Write out each line from the data below that includes the word "Tests".

===============

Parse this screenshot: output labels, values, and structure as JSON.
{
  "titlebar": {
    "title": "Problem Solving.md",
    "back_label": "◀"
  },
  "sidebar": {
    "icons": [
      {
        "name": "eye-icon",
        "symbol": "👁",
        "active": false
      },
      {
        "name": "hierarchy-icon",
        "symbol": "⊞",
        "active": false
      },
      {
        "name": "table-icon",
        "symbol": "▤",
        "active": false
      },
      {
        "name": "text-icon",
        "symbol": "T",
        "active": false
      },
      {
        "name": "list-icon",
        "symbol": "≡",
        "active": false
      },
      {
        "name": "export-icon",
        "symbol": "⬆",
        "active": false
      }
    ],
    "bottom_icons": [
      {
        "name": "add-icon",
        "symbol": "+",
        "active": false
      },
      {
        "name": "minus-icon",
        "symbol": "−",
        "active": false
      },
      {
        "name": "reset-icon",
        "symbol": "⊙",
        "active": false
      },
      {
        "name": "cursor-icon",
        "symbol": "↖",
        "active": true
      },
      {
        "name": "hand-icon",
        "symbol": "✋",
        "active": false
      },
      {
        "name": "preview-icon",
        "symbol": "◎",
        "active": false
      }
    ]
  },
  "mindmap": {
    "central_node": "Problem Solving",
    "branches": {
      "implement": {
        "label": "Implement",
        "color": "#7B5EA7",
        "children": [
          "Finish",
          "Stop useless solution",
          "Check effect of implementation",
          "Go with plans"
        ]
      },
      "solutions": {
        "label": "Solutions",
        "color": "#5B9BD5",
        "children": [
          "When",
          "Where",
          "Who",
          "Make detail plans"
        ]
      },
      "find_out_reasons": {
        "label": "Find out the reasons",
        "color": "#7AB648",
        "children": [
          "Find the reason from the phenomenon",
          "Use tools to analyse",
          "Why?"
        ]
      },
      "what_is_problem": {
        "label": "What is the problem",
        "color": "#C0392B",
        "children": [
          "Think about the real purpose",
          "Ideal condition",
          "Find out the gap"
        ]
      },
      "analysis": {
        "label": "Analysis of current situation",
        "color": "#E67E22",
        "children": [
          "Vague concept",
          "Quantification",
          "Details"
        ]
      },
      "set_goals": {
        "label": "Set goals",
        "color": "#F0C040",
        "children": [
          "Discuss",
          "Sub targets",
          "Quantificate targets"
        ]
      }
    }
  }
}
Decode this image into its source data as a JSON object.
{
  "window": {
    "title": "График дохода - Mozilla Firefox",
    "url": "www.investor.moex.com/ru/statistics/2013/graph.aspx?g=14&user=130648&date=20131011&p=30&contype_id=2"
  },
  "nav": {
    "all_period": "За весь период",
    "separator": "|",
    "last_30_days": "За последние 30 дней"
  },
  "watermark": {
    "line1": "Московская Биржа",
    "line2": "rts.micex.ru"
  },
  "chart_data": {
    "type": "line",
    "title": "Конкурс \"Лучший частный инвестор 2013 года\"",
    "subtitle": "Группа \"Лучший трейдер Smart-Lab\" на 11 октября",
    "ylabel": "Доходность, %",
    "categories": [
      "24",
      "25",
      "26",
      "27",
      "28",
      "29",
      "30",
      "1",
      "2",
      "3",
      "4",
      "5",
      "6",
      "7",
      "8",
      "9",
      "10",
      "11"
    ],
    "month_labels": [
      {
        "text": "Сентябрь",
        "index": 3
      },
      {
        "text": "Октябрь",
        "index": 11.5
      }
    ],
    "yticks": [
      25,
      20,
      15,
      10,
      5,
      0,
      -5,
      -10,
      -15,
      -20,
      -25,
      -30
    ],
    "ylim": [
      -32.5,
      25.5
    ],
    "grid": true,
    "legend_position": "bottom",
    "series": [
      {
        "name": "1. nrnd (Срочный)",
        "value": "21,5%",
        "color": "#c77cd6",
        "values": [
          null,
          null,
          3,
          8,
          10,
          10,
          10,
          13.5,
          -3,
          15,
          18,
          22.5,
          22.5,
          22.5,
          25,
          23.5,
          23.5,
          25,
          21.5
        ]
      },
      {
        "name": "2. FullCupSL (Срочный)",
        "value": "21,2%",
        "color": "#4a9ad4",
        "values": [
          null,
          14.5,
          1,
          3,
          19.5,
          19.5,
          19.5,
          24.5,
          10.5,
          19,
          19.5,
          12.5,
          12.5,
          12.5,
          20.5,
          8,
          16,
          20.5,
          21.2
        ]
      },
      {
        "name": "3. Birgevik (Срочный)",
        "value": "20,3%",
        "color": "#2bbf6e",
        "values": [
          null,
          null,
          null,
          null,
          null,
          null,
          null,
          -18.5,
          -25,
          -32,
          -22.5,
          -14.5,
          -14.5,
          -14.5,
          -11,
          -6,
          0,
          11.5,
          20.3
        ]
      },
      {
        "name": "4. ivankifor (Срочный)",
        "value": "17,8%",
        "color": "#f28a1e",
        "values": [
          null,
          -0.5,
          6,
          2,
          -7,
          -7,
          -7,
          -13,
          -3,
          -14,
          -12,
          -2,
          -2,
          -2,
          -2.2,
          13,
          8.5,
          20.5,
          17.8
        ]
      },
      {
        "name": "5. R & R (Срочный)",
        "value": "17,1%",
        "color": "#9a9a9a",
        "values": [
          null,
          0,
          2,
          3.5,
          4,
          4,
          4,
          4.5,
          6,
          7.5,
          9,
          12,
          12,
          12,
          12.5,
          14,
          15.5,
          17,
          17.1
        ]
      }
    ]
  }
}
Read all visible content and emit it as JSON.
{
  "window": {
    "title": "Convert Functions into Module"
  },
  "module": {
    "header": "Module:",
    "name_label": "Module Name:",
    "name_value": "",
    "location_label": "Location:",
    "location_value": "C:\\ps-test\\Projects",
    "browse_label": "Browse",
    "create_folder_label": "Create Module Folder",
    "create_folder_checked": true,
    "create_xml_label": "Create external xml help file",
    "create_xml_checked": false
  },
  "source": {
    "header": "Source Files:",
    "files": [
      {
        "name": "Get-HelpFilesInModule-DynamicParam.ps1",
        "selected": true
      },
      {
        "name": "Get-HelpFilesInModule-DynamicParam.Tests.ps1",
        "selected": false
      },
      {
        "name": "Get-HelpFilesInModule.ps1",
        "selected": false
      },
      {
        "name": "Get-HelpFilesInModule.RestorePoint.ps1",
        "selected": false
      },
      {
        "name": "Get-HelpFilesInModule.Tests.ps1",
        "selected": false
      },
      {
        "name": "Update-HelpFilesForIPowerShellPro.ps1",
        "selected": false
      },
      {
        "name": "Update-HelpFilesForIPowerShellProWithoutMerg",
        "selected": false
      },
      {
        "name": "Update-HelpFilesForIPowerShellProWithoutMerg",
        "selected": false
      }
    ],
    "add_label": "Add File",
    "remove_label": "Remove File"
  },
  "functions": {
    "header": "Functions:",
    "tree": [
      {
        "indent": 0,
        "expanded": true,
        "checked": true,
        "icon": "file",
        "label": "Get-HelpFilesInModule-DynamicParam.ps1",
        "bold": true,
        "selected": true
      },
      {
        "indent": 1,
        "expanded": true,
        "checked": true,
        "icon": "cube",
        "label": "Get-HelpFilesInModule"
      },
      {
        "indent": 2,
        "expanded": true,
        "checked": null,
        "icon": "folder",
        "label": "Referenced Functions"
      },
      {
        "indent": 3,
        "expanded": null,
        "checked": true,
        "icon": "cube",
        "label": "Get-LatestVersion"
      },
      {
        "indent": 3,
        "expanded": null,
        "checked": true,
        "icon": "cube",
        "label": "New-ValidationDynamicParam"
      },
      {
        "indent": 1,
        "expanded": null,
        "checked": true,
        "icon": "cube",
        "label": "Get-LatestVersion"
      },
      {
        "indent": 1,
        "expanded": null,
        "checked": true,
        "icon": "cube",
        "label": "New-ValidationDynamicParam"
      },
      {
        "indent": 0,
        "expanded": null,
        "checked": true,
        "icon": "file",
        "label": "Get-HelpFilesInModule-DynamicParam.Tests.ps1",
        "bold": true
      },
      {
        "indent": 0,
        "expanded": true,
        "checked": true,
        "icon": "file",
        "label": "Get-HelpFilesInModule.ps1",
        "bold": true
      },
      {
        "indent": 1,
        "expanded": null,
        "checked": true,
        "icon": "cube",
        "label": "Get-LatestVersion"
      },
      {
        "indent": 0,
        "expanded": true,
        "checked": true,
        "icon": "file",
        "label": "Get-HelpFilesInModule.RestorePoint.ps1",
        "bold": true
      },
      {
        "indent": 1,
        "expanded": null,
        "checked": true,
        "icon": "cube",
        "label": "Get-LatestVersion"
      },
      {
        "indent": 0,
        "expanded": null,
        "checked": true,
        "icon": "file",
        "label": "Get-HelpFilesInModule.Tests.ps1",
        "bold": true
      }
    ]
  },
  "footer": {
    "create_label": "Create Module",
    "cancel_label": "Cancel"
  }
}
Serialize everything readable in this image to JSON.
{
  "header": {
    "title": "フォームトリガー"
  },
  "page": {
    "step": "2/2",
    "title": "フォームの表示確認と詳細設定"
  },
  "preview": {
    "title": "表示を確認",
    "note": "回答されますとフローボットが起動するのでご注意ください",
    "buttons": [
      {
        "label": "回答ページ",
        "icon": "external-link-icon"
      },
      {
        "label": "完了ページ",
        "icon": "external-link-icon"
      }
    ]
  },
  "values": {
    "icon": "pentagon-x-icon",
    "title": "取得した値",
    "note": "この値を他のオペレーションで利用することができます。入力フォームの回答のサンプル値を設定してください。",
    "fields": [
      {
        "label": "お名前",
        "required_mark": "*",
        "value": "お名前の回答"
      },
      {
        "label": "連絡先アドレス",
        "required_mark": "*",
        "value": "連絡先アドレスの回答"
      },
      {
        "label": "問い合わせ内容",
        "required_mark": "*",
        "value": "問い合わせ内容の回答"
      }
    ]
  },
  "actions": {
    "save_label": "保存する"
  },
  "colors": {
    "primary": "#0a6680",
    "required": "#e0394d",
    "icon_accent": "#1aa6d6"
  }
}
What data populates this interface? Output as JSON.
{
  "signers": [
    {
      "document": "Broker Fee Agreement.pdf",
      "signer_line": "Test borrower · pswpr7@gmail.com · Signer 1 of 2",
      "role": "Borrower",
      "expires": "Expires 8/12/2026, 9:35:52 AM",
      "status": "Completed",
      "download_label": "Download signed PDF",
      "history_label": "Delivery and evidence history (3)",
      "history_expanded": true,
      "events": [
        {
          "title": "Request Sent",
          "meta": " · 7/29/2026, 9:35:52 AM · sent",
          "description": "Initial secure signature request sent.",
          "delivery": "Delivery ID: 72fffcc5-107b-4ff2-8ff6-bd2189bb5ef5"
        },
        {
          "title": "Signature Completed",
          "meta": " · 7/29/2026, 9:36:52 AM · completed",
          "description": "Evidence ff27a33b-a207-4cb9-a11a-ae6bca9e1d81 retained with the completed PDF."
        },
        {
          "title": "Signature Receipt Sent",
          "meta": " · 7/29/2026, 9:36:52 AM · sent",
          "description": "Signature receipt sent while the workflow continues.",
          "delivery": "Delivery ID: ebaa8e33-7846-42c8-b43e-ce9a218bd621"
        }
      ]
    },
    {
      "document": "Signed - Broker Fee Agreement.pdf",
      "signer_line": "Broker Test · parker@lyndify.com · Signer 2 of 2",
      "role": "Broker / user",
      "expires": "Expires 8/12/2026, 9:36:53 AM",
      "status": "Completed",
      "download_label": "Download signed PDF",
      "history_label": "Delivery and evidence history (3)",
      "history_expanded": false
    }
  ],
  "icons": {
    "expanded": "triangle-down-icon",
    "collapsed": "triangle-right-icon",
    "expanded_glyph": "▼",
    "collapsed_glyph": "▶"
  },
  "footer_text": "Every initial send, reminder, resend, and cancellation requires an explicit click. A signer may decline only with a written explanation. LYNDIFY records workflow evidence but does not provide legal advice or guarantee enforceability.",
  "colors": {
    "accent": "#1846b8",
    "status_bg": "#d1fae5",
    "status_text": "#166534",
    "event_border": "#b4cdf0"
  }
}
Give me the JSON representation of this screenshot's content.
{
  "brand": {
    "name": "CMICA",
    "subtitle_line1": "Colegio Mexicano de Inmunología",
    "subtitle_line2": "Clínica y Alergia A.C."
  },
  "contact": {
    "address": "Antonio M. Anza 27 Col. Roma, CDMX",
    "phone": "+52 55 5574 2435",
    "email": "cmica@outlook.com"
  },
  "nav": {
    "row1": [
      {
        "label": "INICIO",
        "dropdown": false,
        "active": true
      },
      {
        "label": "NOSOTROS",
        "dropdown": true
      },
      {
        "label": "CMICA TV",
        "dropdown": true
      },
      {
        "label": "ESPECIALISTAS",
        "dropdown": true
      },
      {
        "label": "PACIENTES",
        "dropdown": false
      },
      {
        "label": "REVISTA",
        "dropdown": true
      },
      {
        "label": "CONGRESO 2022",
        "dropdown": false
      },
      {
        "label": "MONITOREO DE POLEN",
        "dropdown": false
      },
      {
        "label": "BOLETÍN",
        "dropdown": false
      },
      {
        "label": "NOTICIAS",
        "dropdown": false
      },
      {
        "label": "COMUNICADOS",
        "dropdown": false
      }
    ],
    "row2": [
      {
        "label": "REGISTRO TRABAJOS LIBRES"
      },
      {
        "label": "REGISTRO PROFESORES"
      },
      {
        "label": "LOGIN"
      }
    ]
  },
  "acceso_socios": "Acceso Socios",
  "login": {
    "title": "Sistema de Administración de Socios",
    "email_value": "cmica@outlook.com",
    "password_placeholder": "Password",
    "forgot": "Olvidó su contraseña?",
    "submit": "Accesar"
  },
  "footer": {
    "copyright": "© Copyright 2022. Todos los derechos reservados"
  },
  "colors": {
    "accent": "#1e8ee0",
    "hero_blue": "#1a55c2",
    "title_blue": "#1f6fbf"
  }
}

===============

EXPECTED ANSWER |
        "name": "Get-HelpFilesInModule-DynamicParam.Tests.ps1",
        "name": "Get-HelpFilesInModule.Tests.ps1",
        "label": "Get-HelpFilesInModule-DynamicParam.Tests.ps1",
        "label": "Get-HelpFilesInModule.Tests.ps1",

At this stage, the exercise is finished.